**** LISTING ****
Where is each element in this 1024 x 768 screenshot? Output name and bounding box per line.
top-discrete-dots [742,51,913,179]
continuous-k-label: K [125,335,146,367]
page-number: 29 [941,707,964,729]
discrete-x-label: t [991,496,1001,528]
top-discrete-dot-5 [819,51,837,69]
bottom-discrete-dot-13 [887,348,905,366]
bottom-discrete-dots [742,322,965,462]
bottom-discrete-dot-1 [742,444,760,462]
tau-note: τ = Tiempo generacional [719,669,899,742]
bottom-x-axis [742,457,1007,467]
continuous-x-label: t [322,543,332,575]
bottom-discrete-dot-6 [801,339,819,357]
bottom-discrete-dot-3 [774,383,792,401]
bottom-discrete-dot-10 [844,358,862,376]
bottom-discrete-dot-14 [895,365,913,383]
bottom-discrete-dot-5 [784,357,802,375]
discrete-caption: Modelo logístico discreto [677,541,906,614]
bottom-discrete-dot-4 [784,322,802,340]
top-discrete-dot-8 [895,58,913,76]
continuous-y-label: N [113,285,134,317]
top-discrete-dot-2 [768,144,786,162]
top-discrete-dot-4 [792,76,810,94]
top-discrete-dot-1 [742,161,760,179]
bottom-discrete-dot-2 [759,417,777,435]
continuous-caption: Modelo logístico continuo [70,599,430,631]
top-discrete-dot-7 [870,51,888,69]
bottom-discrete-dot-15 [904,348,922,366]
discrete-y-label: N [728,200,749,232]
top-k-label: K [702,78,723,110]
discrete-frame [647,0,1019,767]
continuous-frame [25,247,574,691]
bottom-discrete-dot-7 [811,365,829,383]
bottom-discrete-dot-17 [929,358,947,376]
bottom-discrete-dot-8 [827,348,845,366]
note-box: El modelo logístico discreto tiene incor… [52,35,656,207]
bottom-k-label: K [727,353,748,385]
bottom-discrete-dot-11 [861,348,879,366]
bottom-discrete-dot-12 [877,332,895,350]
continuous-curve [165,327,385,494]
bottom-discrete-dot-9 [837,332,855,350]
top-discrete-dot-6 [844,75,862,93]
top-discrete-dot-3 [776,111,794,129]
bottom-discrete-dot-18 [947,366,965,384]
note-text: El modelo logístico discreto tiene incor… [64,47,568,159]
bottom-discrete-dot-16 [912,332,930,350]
****
- [TASK PROMPT]
Could you rewrite the data from its beginning through the line containing "top-discrete-dot-1 [742,161,760,179]", with both ends included, replacing "screenshot" with "screen capture" and leaving all else unchanged?

- [RIGHT ANSWER]
Where is each element in this 1024 x 768 screen capture? Output name and bounding box per line.
top-discrete-dots [742,51,913,179]
continuous-k-label: K [125,335,146,367]
page-number: 29 [941,707,964,729]
discrete-x-label: t [991,496,1001,528]
top-discrete-dot-5 [819,51,837,69]
bottom-discrete-dot-13 [887,348,905,366]
bottom-discrete-dots [742,322,965,462]
bottom-discrete-dot-1 [742,444,760,462]
tau-note: τ = Tiempo generacional [719,669,899,742]
bottom-x-axis [742,457,1007,467]
continuous-x-label: t [322,543,332,575]
bottom-discrete-dot-6 [801,339,819,357]
bottom-discrete-dot-3 [774,383,792,401]
bottom-discrete-dot-10 [844,358,862,376]
bottom-discrete-dot-14 [895,365,913,383]
bottom-discrete-dot-5 [784,357,802,375]
discrete-caption: Modelo logístico discreto [677,541,906,614]
bottom-discrete-dot-4 [784,322,802,340]
top-discrete-dot-8 [895,58,913,76]
continuous-y-label: N [113,285,134,317]
top-discrete-dot-2 [768,144,786,162]
top-discrete-dot-4 [792,76,810,94]
top-discrete-dot-1 [742,161,760,179]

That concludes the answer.